— AIM OF THE EXERCISE —
Gather the lines below that include the string "Spain", copying each in full.

— EXTRACTED DATA —
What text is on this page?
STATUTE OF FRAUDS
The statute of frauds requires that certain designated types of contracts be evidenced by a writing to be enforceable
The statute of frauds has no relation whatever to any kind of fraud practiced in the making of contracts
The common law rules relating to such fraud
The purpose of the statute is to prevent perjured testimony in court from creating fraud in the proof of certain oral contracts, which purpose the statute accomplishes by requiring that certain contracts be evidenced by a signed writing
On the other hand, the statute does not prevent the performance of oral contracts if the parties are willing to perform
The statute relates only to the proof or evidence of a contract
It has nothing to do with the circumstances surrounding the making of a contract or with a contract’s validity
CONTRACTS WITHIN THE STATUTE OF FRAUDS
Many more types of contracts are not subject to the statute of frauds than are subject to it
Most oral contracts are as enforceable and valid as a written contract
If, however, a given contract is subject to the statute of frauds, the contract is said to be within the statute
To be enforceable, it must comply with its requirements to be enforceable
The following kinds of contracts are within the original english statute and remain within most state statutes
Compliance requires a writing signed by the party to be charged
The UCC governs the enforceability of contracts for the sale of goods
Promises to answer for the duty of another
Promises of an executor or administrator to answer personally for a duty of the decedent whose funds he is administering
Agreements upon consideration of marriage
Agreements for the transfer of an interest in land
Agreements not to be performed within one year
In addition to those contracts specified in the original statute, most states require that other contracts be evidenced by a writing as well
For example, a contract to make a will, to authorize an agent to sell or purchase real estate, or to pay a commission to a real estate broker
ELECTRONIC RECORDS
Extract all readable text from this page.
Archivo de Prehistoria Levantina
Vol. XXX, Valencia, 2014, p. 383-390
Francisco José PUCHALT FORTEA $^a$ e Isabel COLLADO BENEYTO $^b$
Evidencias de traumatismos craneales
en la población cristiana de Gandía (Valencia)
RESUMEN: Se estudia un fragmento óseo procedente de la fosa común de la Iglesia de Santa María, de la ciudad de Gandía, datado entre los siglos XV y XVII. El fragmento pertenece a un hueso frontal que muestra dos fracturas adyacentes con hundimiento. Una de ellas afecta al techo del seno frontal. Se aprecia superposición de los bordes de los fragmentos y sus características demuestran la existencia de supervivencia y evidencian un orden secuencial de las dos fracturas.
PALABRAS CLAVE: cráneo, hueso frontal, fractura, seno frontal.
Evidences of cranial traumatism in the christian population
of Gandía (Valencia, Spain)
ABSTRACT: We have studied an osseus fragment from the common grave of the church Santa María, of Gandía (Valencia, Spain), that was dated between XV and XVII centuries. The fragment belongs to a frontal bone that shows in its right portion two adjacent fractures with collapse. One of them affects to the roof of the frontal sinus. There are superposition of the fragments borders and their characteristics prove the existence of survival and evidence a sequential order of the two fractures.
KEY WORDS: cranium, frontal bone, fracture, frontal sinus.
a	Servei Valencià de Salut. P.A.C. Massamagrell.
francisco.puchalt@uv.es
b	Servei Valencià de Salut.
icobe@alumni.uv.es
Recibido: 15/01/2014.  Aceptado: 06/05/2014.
* * *
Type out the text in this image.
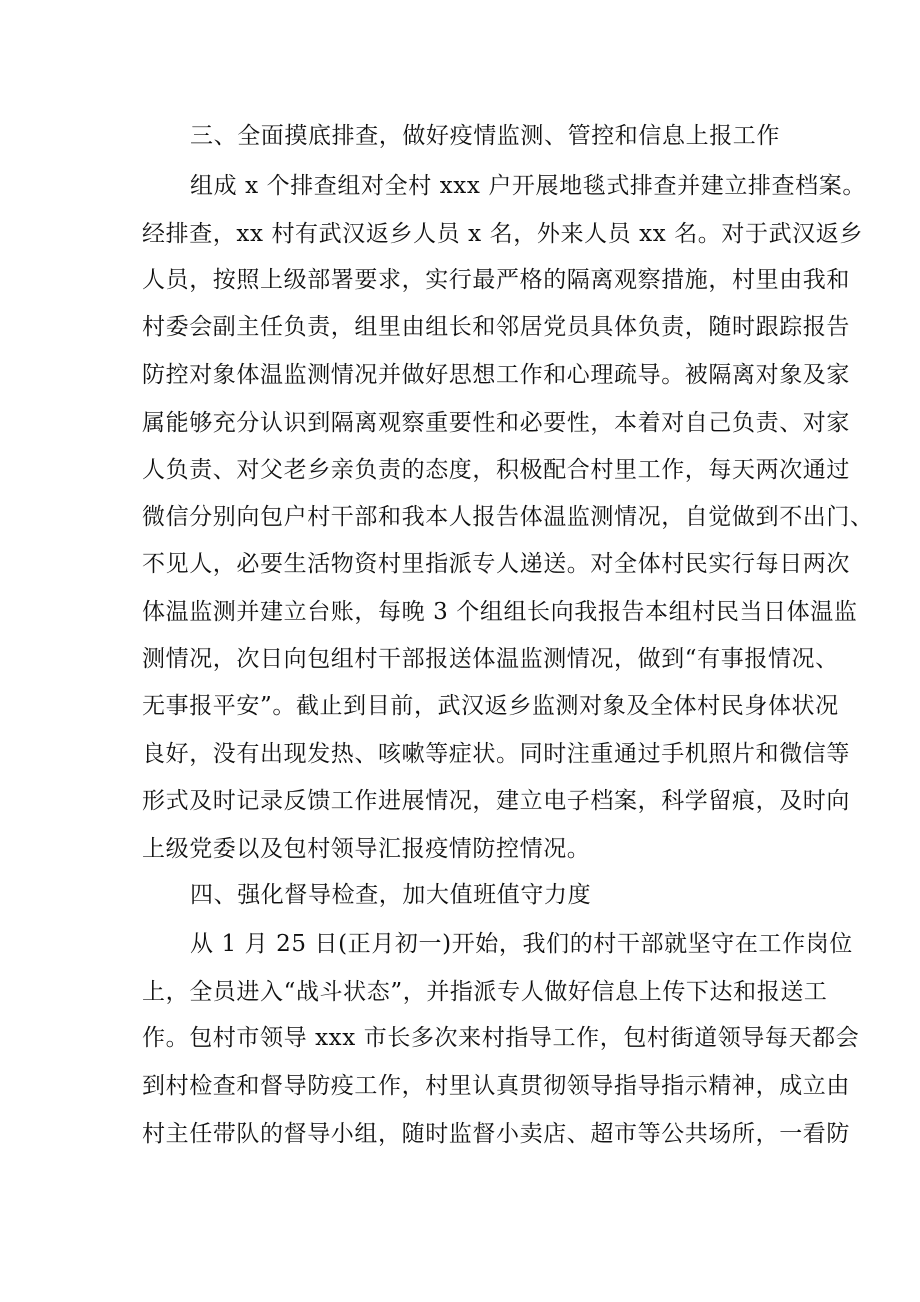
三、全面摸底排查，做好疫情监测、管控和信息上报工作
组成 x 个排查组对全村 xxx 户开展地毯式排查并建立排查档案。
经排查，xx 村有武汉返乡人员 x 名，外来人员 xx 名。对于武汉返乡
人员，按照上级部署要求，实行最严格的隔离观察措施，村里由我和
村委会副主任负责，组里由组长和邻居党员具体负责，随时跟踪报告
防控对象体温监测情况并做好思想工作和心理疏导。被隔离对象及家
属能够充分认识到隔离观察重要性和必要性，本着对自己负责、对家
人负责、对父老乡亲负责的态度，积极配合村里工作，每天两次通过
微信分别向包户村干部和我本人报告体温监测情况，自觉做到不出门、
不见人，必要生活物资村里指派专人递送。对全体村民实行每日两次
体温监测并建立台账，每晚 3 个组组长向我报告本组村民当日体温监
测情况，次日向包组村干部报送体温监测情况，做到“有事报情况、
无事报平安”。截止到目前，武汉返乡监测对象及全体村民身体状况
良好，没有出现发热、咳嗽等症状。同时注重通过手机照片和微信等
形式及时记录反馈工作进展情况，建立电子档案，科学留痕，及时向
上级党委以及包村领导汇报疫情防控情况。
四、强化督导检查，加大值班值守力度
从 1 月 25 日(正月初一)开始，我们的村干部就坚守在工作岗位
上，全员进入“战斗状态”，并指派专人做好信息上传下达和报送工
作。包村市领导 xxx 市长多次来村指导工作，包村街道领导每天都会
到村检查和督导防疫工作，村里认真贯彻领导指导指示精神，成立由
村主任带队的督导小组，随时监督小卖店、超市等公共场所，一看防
==
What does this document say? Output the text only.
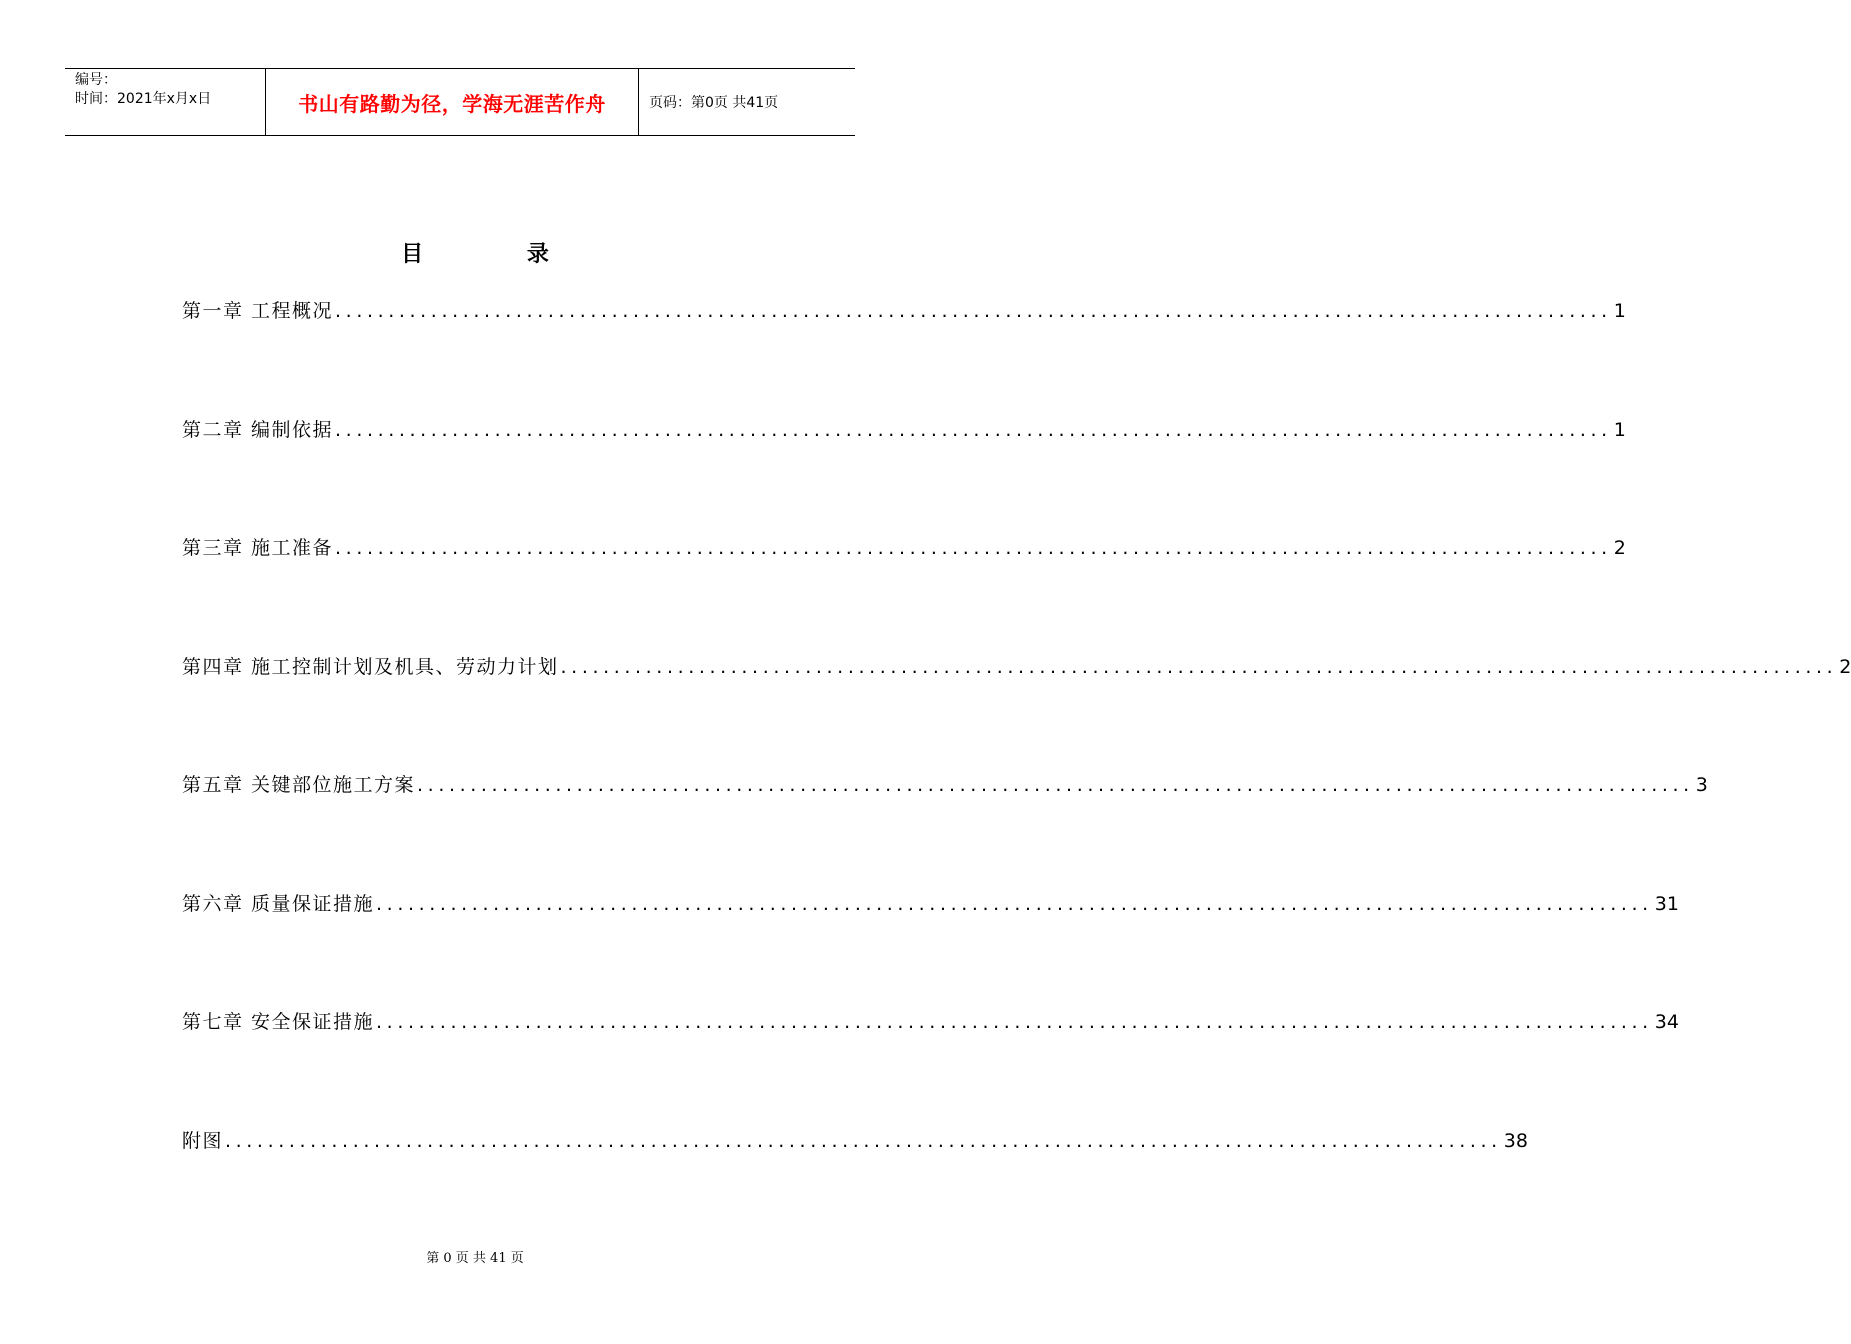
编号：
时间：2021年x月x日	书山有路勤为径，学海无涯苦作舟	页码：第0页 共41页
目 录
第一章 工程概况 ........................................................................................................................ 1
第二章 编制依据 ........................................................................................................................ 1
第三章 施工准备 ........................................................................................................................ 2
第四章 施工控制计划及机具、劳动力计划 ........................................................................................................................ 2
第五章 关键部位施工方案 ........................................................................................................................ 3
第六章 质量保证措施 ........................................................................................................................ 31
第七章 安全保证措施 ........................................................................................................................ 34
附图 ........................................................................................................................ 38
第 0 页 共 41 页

— ANSWER TO THIS PROBLEM —
of Gandía (Valencia, Spain)
ABSTRACT: We have studied an osseus fragment from the common grave of the church Santa María, of Gandía (Valencia, Spain), that was dated between XV and XVII centuries. The fragment belongs to a frontal bone that shows in its right portion two adjacent fractures with collapse. One of them affects to the roof of the frontal sinus. There are superposition of the fragments borders and their characteristics prove the existence of survival and evidence a sequential order of the two fractures.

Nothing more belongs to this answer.